◆ Set exercise:
Leaving out the pictures, retype all the material exactly.

◆ Records for this task:
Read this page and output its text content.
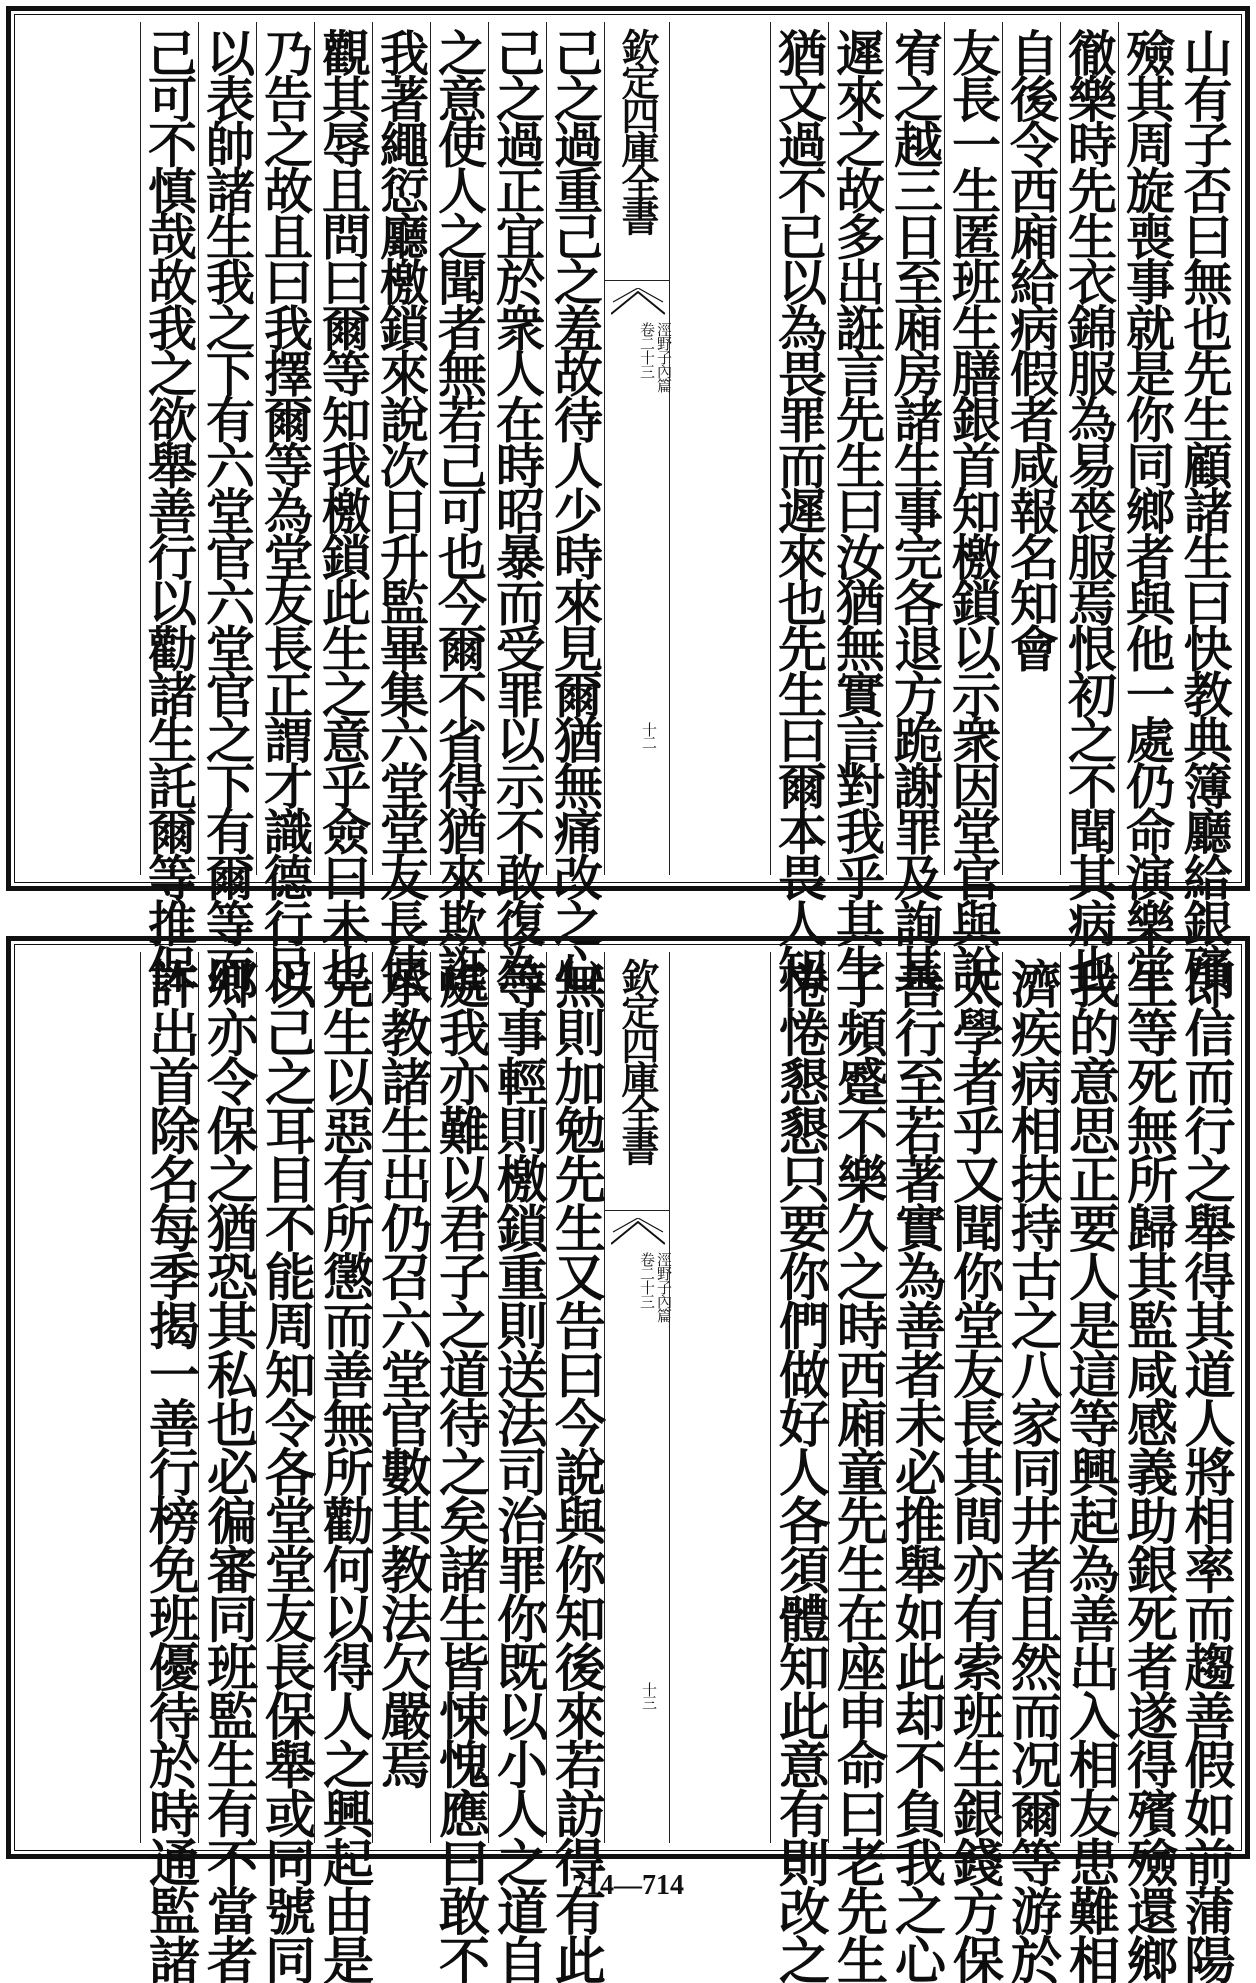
山有子否曰無也先生顧諸生曰快教典簿廳給銀殯
殮其周旋喪事就是你同鄉者與他一處仍命演樂堂
徹樂時先生衣錦服為易䘮服焉恨初之不聞其病也
自後令西廂給病假者咸報名知會
友長一生匿班生膳銀首知檄鎖以示衆因堂官與說
宥之越三日至廂房諸生事完各退方跪謝罪及詢其
遲來之故多出誑言先生曰汝猶無實言對我乎其生
猶文過不已以為畏罪而遲來也先生曰爾本畏人知
欽定四庫全書
涇野子內篇
卷二十三
十二
己之過重己之羞故待人少時來見爾猶無痛改之心
己之過正宜於衆人在時昭暴而受罪以示不敢復為
之意使人之聞者無若己可也今爾不省得猶來欺誑
我著繩愆廳檄鎖來說次日升監畢集六堂堂友長使
觀其辱且問曰爾等知我檄鎖此生之意乎僉曰未也
乃告之故且曰我擇爾等為堂友長正謂才識德行足
以表帥諸生我之下有六堂官六堂官之下有爾等而
己可不慎哉故我之欲舉善行以勸諸生託爾等推保
即信而行之舉得其道人將相率而趨善假如前蒲陽
生等死無所歸其監咸感義助銀死者遂得殯殮還鄉
我的意思正要人是這等興起為善出入相友患難相
濟疾病相扶持古之八家同井者且然而况爾等游於
太學者乎又聞你堂友長其間亦有索班生銀錢方保
善行至若著實為善者未必推舉如此却不負我之心
了頻蹙不樂久之時西廂童先生在座申命曰老先生
惓惓懇懇只要你們做好人各須體知此意有則改之
欽定四庫全書
涇野子內篇
卷二十三
十三
無則加勉先生又告曰今說與你知後來若訪得有此
等事輕則檄鎖重則送法司治罪你既以小人之道自
處我亦難以君子之道待之矣諸生皆悚愧應曰敢不
承教諸生出仍召六堂官數其教法欠嚴焉
先生以惡有所懲而善無所勸何以得人之興起由是
以己之耳目不能周知令各堂堂友長保舉或同號同
鄉亦令保之猶恐其私也必徧審同班監生有不當者
許出首除名每季揭一善行榜免班優待於時通監諸	714—714
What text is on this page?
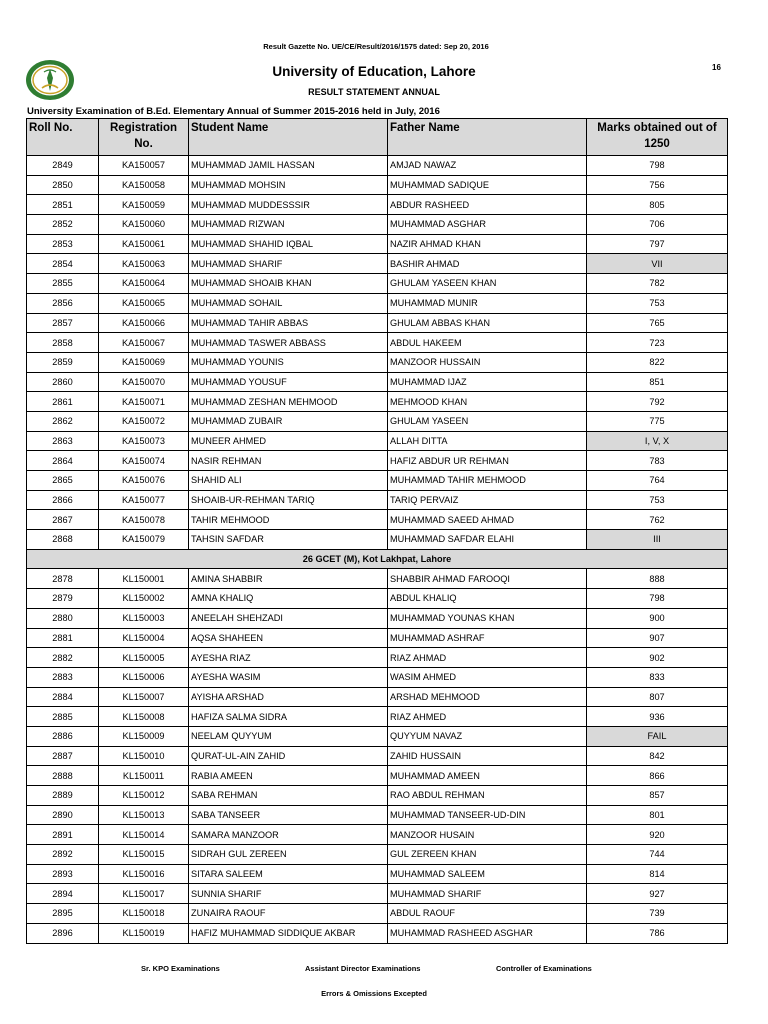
Result Gazette No. UE/CE/Result/2016/1575 dated: Sep 20, 2016
University of Education, Lahore	16
RESULT STATEMENT ANNUAL
University Examination of B.Ed. Elementary Annual of Summer 2015-2016 held in July, 2016
Roll No.	Registration No.	Student Name	Father Name	Marks obtained out of 1250
2849	KA150057	MUHAMMAD JAMIL HASSAN	AMJAD NAWAZ	798
2850	KA150058	MUHAMMAD MOHSIN	MUHAMMAD SADIQUE	756
2851	KA150059	MUHAMMAD MUDDESSSIR	ABDUR RASHEED	805
2852	KA150060	MUHAMMAD RIZWAN	MUHAMMAD ASGHAR	706
2853	KA150061	MUHAMMAD SHAHID IQBAL	NAZIR AHMAD KHAN	797
2854	KA150063	MUHAMMAD SHARIF	BASHIR AHMAD	VII
2855	KA150064	MUHAMMAD SHOAIB KHAN	GHULAM YASEEN KHAN	782
2856	KA150065	MUHAMMAD SOHAIL	MUHAMMAD MUNIR	753
2857	KA150066	MUHAMMAD TAHIR ABBAS	GHULAM ABBAS KHAN	765
2858	KA150067	MUHAMMAD TASWER ABBASS	ABDUL HAKEEM	723
2859	KA150069	MUHAMMAD YOUNIS	MANZOOR HUSSAIN	822
2860	KA150070	MUHAMMAD YOUSUF	MUHAMMAD IJAZ	851
2861	KA150071	MUHAMMAD ZESHAN MEHMOOD	MEHMOOD KHAN	792
2862	KA150072	MUHAMMAD ZUBAIR	GHULAM YASEEN	775
2863	KA150073	MUNEER AHMED	ALLAH DITTA	I, V, X
2864	KA150074	NASIR REHMAN	HAFIZ ABDUR UR REHMAN	783
2865	KA150076	SHAHID ALI	MUHAMMAD TAHIR MEHMOOD	764
2866	KA150077	SHOAIB-UR-REHMAN TARIQ	TARIQ PERVAIZ	753
2867	KA150078	TAHIR MEHMOOD	MUHAMMAD SAEED AHMAD	762
2868	KA150079	TAHSIN SAFDAR	MUHAMMAD SAFDAR ELAHI	III
26 GCET (M), Kot Lakhpat, Lahore				
2878	KL150001	AMINA SHABBIR	SHABBIR AHMAD FAROOQI	888
2879	KL150002	AMNA KHALIQ	ABDUL KHALIQ	798
2880	KL150003	ANEELAH SHEHZADI	MUHAMMAD YOUNAS KHAN	900
2881	KL150004	AQSA SHAHEEN	MUHAMMAD ASHRAF	907
2882	KL150005	AYESHA RIAZ	RIAZ AHMAD	902
2883	KL150006	AYESHA WASIM	WASIM AHMED	833
2884	KL150007	AYISHA ARSHAD	ARSHAD MEHMOOD	807
2885	KL150008	HAFIZA SALMA SIDRA	RIAZ AHMED	936
2886	KL150009	NEELAM QUYYUM	QUYYUM NAVAZ	FAIL
2887	KL150010	QURAT-UL-AIN ZAHID	ZAHID HUSSAIN	842
2888	KL150011	RABIA AMEEN	MUHAMMAD AMEEN	866
2889	KL150012	SABA REHMAN	RAO ABDUL REHMAN	857
2890	KL150013	SABA TANSEER	MUHAMMAD TANSEER-UD-DIN	801
2891	KL150014	SAMARA MANZOOR	MANZOOR HUSAIN	920
2892	KL150015	SIDRAH GUL ZEREEN	GUL ZEREEN KHAN	744
2893	KL150016	SITARA SALEEM	MUHAMMAD SALEEM	814
2894	KL150017	SUNNIA SHARIF	MUHAMMAD SHARIF	927
2895	KL150018	ZUNAIRA RAOUF	ABDUL RAOUF	739
2896	KL150019	HAFIZ MUHAMMAD SIDDIQUE AKBAR	MUHAMMAD RASHEED ASGHAR	786
Sr. KPO Examinations	Assistant Director Examinations	Controller of Examinations
Errors & Omissions Excepted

◆ Result of the exercise:
Read this page and output its text content.
山有子否曰無也先生顧諸生曰快教典簿廳給銀殯
殮其周旋喪事就是你同鄉者與他一處仍命演樂堂
徹樂時先生衣錦服為易䘮服焉恨初之不聞其病也
自後令西廂給病假者咸報名知會
友長一生匿班生膳銀首知檄鎖以示衆因堂官與說
宥之越三日至廂房諸生事完各退方跪謝罪及詢其
遲來之故多出誑言先生曰汝猶無實言對我乎其生
猶文過不已以為畏罪而遲來也先生曰爾本畏人知
欽定四庫全書
涇野子內篇
卷二十三
十二
己之過重己之羞故待人少時來見爾猶無痛改之心
己之過正宜於衆人在時昭暴而受罪以示不敢復為
之意使人之聞者無若己可也今爾不省得猶來欺誑
我著繩愆廳檄鎖來說次日升監畢集六堂堂友長使
觀其辱且問曰爾等知我檄鎖此生之意乎僉曰未也
乃告之故且曰我擇爾等為堂友長正謂才識德行足
以表帥諸生我之下有六堂官六堂官之下有爾等而
己可不慎哉故我之欲舉善行以勸諸生託爾等推保
即信而行之舉得其道人將相率而趨善假如前蒲陽
生等死無所歸其監咸感義助銀死者遂得殯殮還鄉
我的意思正要人是這等興起為善出入相友患難相
濟疾病相扶持古之八家同井者且然而况爾等游於
太學者乎又聞你堂友長其間亦有索班生銀錢方保
善行至若著實為善者未必推舉如此却不負我之心
了頻蹙不樂久之時西廂童先生在座申命曰老先生
惓惓懇懇只要你們做好人各須體知此意有則改之
欽定四庫全書
涇野子內篇
卷二十三
十三
無則加勉先生又告曰今說與你知後來若訪得有此
等事輕則檄鎖重則送法司治罪你既以小人之道自
處我亦難以君子之道待之矣諸生皆悚愧應曰敢不
承教諸生出仍召六堂官數其教法欠嚴焉
先生以惡有所懲而善無所勸何以得人之興起由是
以己之耳目不能周知令各堂堂友長保舉或同號同
鄉亦令保之猶恐其私也必徧審同班監生有不當者
許出首除名每季揭一善行榜免班優待於時通監諸	714—714
What text is on this page?
Result Gazette No. UE/CE/Result/2016/1575 dated: Sep 20, 2016
University of Education, Lahore	16
RESULT STATEMENT ANNUAL
University Examination of B.Ed. Elementary Annual of Summer 2015-2016 held in July, 2016
Roll No.	Registration No.	Student Name	Father Name	Marks obtained out of 1250
2849	KA150057	MUHAMMAD JAMIL HASSAN	AMJAD NAWAZ	798
2850	KA150058	MUHAMMAD MOHSIN	MUHAMMAD SADIQUE	756
2851	KA150059	MUHAMMAD MUDDESSSIR	ABDUR RASHEED	805
2852	KA150060	MUHAMMAD RIZWAN	MUHAMMAD ASGHAR	706
2853	KA150061	MUHAMMAD SHAHID IQBAL	NAZIR AHMAD KHAN	797
2854	KA150063	MUHAMMAD SHARIF	BASHIR AHMAD	VII
2855	KA150064	MUHAMMAD SHOAIB KHAN	GHULAM YASEEN KHAN	782
2856	KA150065	MUHAMMAD SOHAIL	MUHAMMAD MUNIR	753
2857	KA150066	MUHAMMAD TAHIR ABBAS	GHULAM ABBAS KHAN	765
2858	KA150067	MUHAMMAD TASWER ABBASS	ABDUL HAKEEM	723
2859	KA150069	MUHAMMAD YOUNIS	MANZOOR HUSSAIN	822
2860	KA150070	MUHAMMAD YOUSUF	MUHAMMAD IJAZ	851
2861	KA150071	MUHAMMAD ZESHAN MEHMOOD	MEHMOOD KHAN	792
2862	KA150072	MUHAMMAD ZUBAIR	GHULAM YASEEN	775
2863	KA150073	MUNEER AHMED	ALLAH DITTA	I, V, X
2864	KA150074	NASIR REHMAN	HAFIZ ABDUR UR REHMAN	783
2865	KA150076	SHAHID ALI	MUHAMMAD TAHIR MEHMOOD	764
2866	KA150077	SHOAIB-UR-REHMAN TARIQ	TARIQ PERVAIZ	753
2867	KA150078	TAHIR MEHMOOD	MUHAMMAD SAEED AHMAD	762
2868	KA150079	TAHSIN SAFDAR	MUHAMMAD SAFDAR ELAHI	III
26 GCET (M), Kot Lakhpat, Lahore				
2878	KL150001	AMINA SHABBIR	SHABBIR AHMAD FAROOQI	888
2879	KL150002	AMNA KHALIQ	ABDUL KHALIQ	798
2880	KL150003	ANEELAH SHEHZADI	MUHAMMAD YOUNAS KHAN	900
2881	KL150004	AQSA SHAHEEN	MUHAMMAD ASHRAF	907
2882	KL150005	AYESHA RIAZ	RIAZ AHMAD	902
2883	KL150006	AYESHA WASIM	WASIM AHMED	833
2884	KL150007	AYISHA ARSHAD	ARSHAD MEHMOOD	807
2885	KL150008	HAFIZA SALMA SIDRA	RIAZ AHMED	936
2886	KL150009	NEELAM QUYYUM	QUYYUM NAVAZ	FAIL
2887	KL150010	QURAT-UL-AIN ZAHID	ZAHID HUSSAIN	842
2888	KL150011	RABIA AMEEN	MUHAMMAD AMEEN	866
2889	KL150012	SABA REHMAN	RAO ABDUL REHMAN	857
2890	KL150013	SABA TANSEER	MUHAMMAD TANSEER-UD-DIN	801
2891	KL150014	SAMARA MANZOOR	MANZOOR HUSAIN	920
2892	KL150015	SIDRAH GUL ZEREEN	GUL ZEREEN KHAN	744
2893	KL150016	SITARA SALEEM	MUHAMMAD SALEEM	814
2894	KL150017	SUNNIA SHARIF	MUHAMMAD SHARIF	927
2895	KL150018	ZUNAIRA RAOUF	ABDUL RAOUF	739
2896	KL150019	HAFIZ MUHAMMAD SIDDIQUE AKBAR	MUHAMMAD RASHEED ASGHAR	786
Sr. KPO Examinations	Assistant Director Examinations	Controller of Examinations
Errors & Omissions Excepted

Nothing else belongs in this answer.